Your job is to restate each entry word for word.

Task material

########

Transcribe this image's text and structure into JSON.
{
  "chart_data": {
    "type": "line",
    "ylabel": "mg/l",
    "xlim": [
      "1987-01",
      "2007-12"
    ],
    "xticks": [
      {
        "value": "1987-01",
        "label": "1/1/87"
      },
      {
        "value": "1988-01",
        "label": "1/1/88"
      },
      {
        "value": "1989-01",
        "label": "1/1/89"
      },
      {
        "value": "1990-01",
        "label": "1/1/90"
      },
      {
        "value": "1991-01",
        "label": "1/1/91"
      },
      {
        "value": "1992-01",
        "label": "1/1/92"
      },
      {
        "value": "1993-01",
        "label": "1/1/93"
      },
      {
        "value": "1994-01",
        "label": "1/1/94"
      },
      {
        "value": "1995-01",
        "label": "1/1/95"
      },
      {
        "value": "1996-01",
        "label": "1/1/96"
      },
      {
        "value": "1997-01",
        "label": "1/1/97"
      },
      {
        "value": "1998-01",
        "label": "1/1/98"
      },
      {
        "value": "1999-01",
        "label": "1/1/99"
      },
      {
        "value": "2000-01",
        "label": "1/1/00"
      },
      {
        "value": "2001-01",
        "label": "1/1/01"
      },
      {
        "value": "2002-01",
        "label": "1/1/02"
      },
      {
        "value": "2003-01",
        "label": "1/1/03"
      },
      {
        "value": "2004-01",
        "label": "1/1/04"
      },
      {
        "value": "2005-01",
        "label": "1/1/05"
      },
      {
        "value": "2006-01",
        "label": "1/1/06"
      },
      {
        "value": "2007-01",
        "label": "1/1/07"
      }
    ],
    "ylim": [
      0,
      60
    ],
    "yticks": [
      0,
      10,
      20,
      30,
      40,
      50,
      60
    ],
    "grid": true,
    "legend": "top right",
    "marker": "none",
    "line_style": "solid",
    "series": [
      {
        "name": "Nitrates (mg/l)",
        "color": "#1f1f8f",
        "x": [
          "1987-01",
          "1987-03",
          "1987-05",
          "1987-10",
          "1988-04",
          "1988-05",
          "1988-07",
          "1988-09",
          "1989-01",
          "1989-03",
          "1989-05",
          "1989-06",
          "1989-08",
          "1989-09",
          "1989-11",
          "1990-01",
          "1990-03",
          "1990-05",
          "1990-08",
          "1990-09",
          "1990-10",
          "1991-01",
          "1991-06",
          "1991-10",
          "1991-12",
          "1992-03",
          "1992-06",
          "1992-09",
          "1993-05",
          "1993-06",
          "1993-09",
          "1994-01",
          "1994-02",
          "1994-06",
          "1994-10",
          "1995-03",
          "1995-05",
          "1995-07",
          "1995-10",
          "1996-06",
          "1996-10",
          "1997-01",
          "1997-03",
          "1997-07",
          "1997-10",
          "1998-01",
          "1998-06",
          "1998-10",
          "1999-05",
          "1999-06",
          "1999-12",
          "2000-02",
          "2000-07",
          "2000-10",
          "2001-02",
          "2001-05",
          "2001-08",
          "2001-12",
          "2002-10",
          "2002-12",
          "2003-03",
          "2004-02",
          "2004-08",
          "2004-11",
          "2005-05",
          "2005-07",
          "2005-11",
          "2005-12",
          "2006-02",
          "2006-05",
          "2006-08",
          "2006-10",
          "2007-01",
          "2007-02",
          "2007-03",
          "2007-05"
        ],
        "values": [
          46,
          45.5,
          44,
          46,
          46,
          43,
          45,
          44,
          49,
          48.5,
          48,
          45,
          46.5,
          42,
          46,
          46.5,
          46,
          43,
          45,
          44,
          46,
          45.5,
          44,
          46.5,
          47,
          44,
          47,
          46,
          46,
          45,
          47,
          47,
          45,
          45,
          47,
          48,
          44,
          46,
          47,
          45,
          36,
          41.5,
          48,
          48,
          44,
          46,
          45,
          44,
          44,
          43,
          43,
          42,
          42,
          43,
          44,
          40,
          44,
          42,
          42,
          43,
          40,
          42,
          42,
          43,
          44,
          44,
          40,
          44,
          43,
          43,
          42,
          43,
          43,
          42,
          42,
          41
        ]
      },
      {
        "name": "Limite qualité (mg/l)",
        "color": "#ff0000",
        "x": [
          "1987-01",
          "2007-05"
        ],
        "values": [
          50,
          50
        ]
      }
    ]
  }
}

########

Answer to the task
Transcribe this image's text and structure into JSON.
{
  "chart_data": {
    "type": "line",
    "ylabel": "mg/l",
    "xlim": [
      "1987-01",
      "2007-12"
    ],
    "xticks": [
      {
        "value": "1987-01",
        "label": "1/1/87"
      },
      {
        "value": "1988-01",
        "label": "1/1/88"
      },
      {
        "value": "1989-01",
        "label": "1/1/89"
      },
      {
        "value": "1990-01",
        "label": "1/1/90"
      },
      {
        "value": "1991-01",
        "label": "1/1/91"
      },
      {
        "value": "1992-01",
        "label": "1/1/92"
      },
      {
        "value": "1993-01",
        "label": "1/1/93"
      },
      {
        "value": "1994-01",
        "label": "1/1/94"
      },
      {
        "value": "1995-01",
        "label": "1/1/95"
      },
      {
        "value": "1996-01",
        "label": "1/1/96"
      },
      {
        "value": "1997-01",
        "label": "1/1/97"
      },
      {
        "value": "1998-01",
        "label": "1/1/98"
      },
      {
        "value": "1999-01",
        "label": "1/1/99"
      },
      {
        "value": "2000-01",
        "label": "1/1/00"
      },
      {
        "value": "2001-01",
        "label": "1/1/01"
      },
      {
        "value": "2002-01",
        "label": "1/1/02"
      },
      {
        "value": "2003-01",
        "label": "1/1/03"
      },
      {
        "value": "2004-01",
        "label": "1/1/04"
      },
      {
        "value": "2005-01",
        "label": "1/1/05"
      },
      {
        "value": "2006-01",
        "label": "1/1/06"
      },
      {
        "value": "2007-01",
        "label": "1/1/07"
      }
    ],
    "ylim": [
      0,
      60
    ],
    "yticks": [
      0,
      10,
      20,
      30,
      40,
      50,
      60
    ],
    "grid": true,
    "legend": "top right",
    "marker": "none",
    "line_style": "solid",
    "series": [
      {
        "name": "Nitrates (mg/l)",
        "color": "#1f1f8f",
        "x": [
          "1987-01",
          "1987-03",
          "1987-05",
          "1987-10",
          "1988-04",
          "1988-05",
          "1988-07",
          "1988-09",
          "1989-01",
          "1989-03",
          "1989-05",
          "1989-06",
          "1989-08",
          "1989-09",
          "1989-11",
          "1990-01",
          "1990-03",
          "1990-05",
          "1990-08",
          "1990-09",
          "1990-10",
          "1991-01",
          "1991-06",
          "1991-10",
          "1991-12",
          "1992-03",
          "1992-06",
          "1992-09",
          "1993-05",
          "1993-06",
          "1993-09",
          "1994-01",
          "1994-02",
          "1994-06",
          "1994-10",
          "1995-03",
          "1995-05",
          "1995-07",
          "1995-10",
          "1996-06",
          "1996-10",
          "1997-01",
          "1997-03",
          "1997-07",
          "1997-10",
          "1998-01",
          "1998-06",
          "1998-10",
          "1999-05",
          "1999-06",
          "1999-12",
          "2000-02",
          "2000-07",
          "2000-10",
          "2001-02",
          "2001-05",
          "2001-08",
          "2001-12",
          "2002-10",
          "2002-12",
          "2003-03",
          "2004-02",
          "2004-08",
          "2004-11",
          "2005-05",
          "2005-07",
          "2005-11",
          "2005-12",
          "2006-02",
          "2006-05",
          "2006-08",
          "2006-10",
          "2007-01",
          "2007-02",
          "2007-03",
          "2007-05"
        ],
        "values": [
          46,
          45.5,
          44,
          46,
          46,
          43,
          45,
          44,
          49,
          48.5,
          48,
          45,
          46.5,
          42,
          46,
          46.5,
          46,
          43,
          45,
          44,
          46,
          45.5,
          44,
          46.5,
          47,
          44,
          47,
          46,
          46,
          45,
          47,
          47,
          45,
          45,
          47,
          48,
          44,
          46,
          47,
          45,
          36,
          41.5,
          48,
          48,
          44,
          46,
          45,
          44,
          44,
          43,
          43,
          42,
          42,
          43,
          44,
          40,
          44,
          42,
          42,
          43,
          40,
          42,
          42,
          43,
          44,
          44,
          40,
          44,
          43,
          43,
          42,
          43,
          43,
          42,
          42,
          41
        ]
      },
      {
        "name": "Limite qualité (mg/l)",
        "color": "#ff0000",
        "x": [
          "1987-01",
          "2007-05"
        ],
        "values": [
          50,
          50
        ]
      }
    ]
  }
}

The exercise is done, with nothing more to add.